### [Records supplied]
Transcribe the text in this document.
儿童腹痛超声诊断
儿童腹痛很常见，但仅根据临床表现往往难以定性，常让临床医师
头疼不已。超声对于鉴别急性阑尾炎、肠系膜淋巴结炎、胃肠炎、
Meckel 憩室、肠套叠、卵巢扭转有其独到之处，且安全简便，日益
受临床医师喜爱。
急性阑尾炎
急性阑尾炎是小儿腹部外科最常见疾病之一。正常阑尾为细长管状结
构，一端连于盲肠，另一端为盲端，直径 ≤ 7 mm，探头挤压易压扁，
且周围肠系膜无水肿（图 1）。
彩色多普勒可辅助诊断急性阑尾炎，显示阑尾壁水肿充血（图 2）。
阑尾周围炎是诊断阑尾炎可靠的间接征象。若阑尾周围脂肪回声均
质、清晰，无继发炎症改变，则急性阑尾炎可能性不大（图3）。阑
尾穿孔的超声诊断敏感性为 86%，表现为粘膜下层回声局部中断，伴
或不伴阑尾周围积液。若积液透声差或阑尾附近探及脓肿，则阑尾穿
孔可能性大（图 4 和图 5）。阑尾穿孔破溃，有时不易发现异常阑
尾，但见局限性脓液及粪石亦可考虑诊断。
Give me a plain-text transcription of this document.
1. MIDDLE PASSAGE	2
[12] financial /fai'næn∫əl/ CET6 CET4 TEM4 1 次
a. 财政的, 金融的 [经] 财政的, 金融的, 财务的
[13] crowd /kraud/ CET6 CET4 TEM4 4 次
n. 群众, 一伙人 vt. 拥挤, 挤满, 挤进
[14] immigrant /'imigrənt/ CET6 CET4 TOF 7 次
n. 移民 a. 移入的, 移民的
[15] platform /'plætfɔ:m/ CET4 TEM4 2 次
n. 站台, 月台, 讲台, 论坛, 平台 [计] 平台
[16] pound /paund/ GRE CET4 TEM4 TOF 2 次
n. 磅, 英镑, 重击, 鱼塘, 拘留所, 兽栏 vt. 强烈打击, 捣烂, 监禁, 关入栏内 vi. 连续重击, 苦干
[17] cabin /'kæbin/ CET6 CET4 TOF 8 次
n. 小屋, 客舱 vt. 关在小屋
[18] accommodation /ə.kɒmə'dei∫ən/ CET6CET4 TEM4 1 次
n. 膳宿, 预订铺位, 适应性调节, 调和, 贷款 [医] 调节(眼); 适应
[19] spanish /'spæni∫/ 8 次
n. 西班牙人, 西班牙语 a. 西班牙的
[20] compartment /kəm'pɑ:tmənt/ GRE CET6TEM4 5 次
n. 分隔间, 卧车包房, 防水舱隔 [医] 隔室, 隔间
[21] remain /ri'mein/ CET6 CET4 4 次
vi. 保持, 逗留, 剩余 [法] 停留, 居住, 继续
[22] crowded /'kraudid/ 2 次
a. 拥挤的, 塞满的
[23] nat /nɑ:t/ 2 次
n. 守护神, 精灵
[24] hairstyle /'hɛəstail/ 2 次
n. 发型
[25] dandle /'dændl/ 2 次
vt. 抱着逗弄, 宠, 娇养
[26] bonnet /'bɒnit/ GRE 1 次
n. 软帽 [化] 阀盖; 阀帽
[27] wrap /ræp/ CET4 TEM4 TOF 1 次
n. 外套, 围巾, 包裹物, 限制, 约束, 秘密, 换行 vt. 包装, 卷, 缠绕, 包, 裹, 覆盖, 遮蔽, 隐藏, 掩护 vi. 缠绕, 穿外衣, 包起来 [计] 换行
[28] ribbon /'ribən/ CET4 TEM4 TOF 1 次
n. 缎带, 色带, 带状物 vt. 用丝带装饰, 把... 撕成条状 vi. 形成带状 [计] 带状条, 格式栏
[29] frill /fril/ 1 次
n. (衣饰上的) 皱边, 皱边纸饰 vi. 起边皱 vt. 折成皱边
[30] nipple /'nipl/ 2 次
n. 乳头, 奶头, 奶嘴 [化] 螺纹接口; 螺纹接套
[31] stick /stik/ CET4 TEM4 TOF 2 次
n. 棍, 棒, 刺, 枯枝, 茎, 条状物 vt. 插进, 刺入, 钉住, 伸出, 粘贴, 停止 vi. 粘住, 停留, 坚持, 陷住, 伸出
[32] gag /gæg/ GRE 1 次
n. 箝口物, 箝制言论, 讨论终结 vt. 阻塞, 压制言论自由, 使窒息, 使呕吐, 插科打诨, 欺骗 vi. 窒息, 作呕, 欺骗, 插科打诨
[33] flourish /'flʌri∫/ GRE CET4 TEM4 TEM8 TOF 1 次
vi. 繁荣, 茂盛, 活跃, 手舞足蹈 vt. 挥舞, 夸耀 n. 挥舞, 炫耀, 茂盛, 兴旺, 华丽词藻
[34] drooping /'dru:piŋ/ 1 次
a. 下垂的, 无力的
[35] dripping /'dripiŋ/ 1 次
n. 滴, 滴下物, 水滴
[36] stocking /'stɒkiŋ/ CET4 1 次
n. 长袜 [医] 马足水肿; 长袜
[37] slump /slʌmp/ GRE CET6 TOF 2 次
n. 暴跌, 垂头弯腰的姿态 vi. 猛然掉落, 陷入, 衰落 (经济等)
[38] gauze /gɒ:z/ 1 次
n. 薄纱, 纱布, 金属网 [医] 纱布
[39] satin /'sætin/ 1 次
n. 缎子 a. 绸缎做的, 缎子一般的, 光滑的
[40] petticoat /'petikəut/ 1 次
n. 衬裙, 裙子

### [What is needed]
Copy all the lines, exactly.

### [Right answer]
Transcribe the text in this document.
儿童腹痛超声诊断
儿童腹痛很常见，但仅根据临床表现往往难以定性，常让临床医师
头疼不已。超声对于鉴别急性阑尾炎、肠系膜淋巴结炎、胃肠炎、
Meckel 憩室、肠套叠、卵巢扭转有其独到之处，且安全简便，日益
受临床医师喜爱。
急性阑尾炎
急性阑尾炎是小儿腹部外科最常见疾病之一。正常阑尾为细长管状结
构，一端连于盲肠，另一端为盲端，直径 ≤ 7 mm，探头挤压易压扁，
且周围肠系膜无水肿（图 1）。
彩色多普勒可辅助诊断急性阑尾炎，显示阑尾壁水肿充血（图 2）。
阑尾周围炎是诊断阑尾炎可靠的间接征象。若阑尾周围脂肪回声均
质、清晰，无继发炎症改变，则急性阑尾炎可能性不大（图3）。阑
尾穿孔的超声诊断敏感性为 86%，表现为粘膜下层回声局部中断，伴
或不伴阑尾周围积液。若积液透声差或阑尾附近探及脓肿，则阑尾穿
孔可能性大（图 4 和图 5）。阑尾穿孔破溃，有时不易发现异常阑
尾，但见局限性脓液及粪石亦可考虑诊断。
Give me a plain-text transcription of this document.
1. MIDDLE PASSAGE	2
[12] financial /fai'næn∫əl/ CET6 CET4 TEM4 1 次
a. 财政的, 金融的 [经] 财政的, 金融的, 财务的
[13] crowd /kraud/ CET6 CET4 TEM4 4 次
n. 群众, 一伙人 vt. 拥挤, 挤满, 挤进
[14] immigrant /'imigrənt/ CET6 CET4 TOF 7 次
n. 移民 a. 移入的, 移民的
[15] platform /'plætfɔ:m/ CET4 TEM4 2 次
n. 站台, 月台, 讲台, 论坛, 平台 [计] 平台
[16] pound /paund/ GRE CET4 TEM4 TOF 2 次
n. 磅, 英镑, 重击, 鱼塘, 拘留所, 兽栏 vt. 强烈打击, 捣烂, 监禁, 关入栏内 vi. 连续重击, 苦干
[17] cabin /'kæbin/ CET6 CET4 TOF 8 次
n. 小屋, 客舱 vt. 关在小屋
[18] accommodation /ə.kɒmə'dei∫ən/ CET6CET4 TEM4 1 次
n. 膳宿, 预订铺位, 适应性调节, 调和, 贷款 [医] 调节(眼); 适应
[19] spanish /'spæni∫/ 8 次
n. 西班牙人, 西班牙语 a. 西班牙的
[20] compartment /kəm'pɑ:tmənt/ GRE CET6TEM4 5 次
n. 分隔间, 卧车包房, 防水舱隔 [医] 隔室, 隔间
[21] remain /ri'mein/ CET6 CET4 4 次
vi. 保持, 逗留, 剩余 [法] 停留, 居住, 继续
[22] crowded /'kraudid/ 2 次
a. 拥挤的, 塞满的
[23] nat /nɑ:t/ 2 次
n. 守护神, 精灵
[24] hairstyle /'hɛəstail/ 2 次
n. 发型
[25] dandle /'dændl/ 2 次
vt. 抱着逗弄, 宠, 娇养
[26] bonnet /'bɒnit/ GRE 1 次
n. 软帽 [化] 阀盖; 阀帽
[27] wrap /ræp/ CET4 TEM4 TOF 1 次
n. 外套, 围巾, 包裹物, 限制, 约束, 秘密, 换行 vt. 包装, 卷, 缠绕, 包, 裹, 覆盖, 遮蔽, 隐藏, 掩护 vi. 缠绕, 穿外衣, 包起来 [计] 换行
[28] ribbon /'ribən/ CET4 TEM4 TOF 1 次
n. 缎带, 色带, 带状物 vt. 用丝带装饰, 把... 撕成条状 vi. 形成带状 [计] 带状条, 格式栏
[29] frill /fril/ 1 次
n. (衣饰上的) 皱边, 皱边纸饰 vi. 起边皱 vt. 折成皱边
[30] nipple /'nipl/ 2 次
n. 乳头, 奶头, 奶嘴 [化] 螺纹接口; 螺纹接套
[31] stick /stik/ CET4 TEM4 TOF 2 次
n. 棍, 棒, 刺, 枯枝, 茎, 条状物 vt. 插进, 刺入, 钉住, 伸出, 粘贴, 停止 vi. 粘住, 停留, 坚持, 陷住, 伸出
[32] gag /gæg/ GRE 1 次
n. 箝口物, 箝制言论, 讨论终结 vt. 阻塞, 压制言论自由, 使窒息, 使呕吐, 插科打诨, 欺骗 vi. 窒息, 作呕, 欺骗, 插科打诨
[33] flourish /'flʌri∫/ GRE CET4 TEM4 TEM8 TOF 1 次
vi. 繁荣, 茂盛, 活跃, 手舞足蹈 vt. 挥舞, 夸耀 n. 挥舞, 炫耀, 茂盛, 兴旺, 华丽词藻
[34] drooping /'dru:piŋ/ 1 次
a. 下垂的, 无力的
[35] dripping /'dripiŋ/ 1 次
n. 滴, 滴下物, 水滴
[36] stocking /'stɒkiŋ/ CET4 1 次
n. 长袜 [医] 马足水肿; 长袜
[37] slump /slʌmp/ GRE CET6 TOF 2 次
n. 暴跌, 垂头弯腰的姿态 vi. 猛然掉落, 陷入, 衰落 (经济等)
[38] gauze /gɒ:z/ 1 次
n. 薄纱, 纱布, 金属网 [医] 纱布
[39] satin /'sætin/ 1 次
n. 缎子 a. 绸缎做的, 缎子一般的, 光滑的
[40] petticoat /'petikəut/ 1 次
n. 衬裙, 裙子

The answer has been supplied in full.